(Structured figure records)
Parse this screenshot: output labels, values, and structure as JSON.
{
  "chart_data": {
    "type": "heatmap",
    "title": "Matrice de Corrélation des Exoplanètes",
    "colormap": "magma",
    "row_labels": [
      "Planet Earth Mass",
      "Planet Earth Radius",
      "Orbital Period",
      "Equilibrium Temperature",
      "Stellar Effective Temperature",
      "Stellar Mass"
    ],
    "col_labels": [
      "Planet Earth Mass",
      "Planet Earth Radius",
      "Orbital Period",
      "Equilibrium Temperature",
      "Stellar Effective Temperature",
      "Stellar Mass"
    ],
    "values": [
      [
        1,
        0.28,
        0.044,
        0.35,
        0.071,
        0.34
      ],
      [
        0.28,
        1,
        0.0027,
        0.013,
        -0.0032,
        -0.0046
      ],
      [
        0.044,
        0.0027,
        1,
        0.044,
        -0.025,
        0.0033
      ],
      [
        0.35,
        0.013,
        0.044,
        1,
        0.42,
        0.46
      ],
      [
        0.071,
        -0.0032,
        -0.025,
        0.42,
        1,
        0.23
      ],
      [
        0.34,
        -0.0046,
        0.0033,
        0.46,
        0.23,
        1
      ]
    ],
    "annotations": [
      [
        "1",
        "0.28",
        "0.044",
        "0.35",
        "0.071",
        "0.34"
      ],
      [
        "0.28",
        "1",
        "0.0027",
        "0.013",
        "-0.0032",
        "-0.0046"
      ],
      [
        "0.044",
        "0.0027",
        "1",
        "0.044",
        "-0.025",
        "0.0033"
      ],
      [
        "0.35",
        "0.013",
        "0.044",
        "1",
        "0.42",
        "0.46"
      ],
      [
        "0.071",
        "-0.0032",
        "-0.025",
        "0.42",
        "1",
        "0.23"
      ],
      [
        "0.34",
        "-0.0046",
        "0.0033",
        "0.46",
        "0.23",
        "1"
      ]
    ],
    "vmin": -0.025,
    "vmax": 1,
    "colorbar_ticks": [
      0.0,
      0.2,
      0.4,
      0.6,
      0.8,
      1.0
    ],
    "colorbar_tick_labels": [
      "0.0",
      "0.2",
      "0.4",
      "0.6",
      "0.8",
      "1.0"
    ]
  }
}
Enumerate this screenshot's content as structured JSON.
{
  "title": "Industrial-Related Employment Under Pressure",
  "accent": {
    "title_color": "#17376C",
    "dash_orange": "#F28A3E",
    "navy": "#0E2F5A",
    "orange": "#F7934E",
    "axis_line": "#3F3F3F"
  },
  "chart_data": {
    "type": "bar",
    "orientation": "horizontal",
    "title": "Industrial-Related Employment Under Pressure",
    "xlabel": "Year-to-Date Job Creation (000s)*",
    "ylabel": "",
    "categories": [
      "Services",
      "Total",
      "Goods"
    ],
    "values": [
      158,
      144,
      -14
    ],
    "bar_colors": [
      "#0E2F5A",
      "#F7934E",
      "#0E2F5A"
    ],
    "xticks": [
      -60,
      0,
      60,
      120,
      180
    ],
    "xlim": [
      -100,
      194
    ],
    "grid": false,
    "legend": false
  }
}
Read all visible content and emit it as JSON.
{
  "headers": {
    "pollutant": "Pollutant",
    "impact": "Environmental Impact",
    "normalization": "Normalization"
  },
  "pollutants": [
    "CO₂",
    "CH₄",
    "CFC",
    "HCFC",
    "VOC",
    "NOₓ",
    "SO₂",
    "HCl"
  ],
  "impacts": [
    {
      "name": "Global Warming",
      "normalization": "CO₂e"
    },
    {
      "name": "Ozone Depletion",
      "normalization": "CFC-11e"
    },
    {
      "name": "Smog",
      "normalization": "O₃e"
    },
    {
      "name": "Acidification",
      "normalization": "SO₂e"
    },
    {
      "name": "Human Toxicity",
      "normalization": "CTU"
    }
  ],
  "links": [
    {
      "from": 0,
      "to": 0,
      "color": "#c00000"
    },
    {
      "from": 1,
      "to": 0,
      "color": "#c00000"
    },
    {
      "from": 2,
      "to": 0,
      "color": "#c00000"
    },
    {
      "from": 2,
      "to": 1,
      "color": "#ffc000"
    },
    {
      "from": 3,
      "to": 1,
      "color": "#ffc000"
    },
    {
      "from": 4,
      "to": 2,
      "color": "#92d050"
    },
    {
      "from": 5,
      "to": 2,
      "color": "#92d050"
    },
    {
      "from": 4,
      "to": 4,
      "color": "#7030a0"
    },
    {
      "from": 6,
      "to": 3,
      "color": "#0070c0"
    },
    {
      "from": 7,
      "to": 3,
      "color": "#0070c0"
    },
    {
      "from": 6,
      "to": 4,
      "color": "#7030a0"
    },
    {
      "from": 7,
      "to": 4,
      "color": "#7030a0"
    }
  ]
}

Goal - Find "Industrial". Copy every line it occurs in.

Result -
  "title": "Industrial-Related Employment Under Pressure",
    "title": "Industrial-Related Employment Under Pressure",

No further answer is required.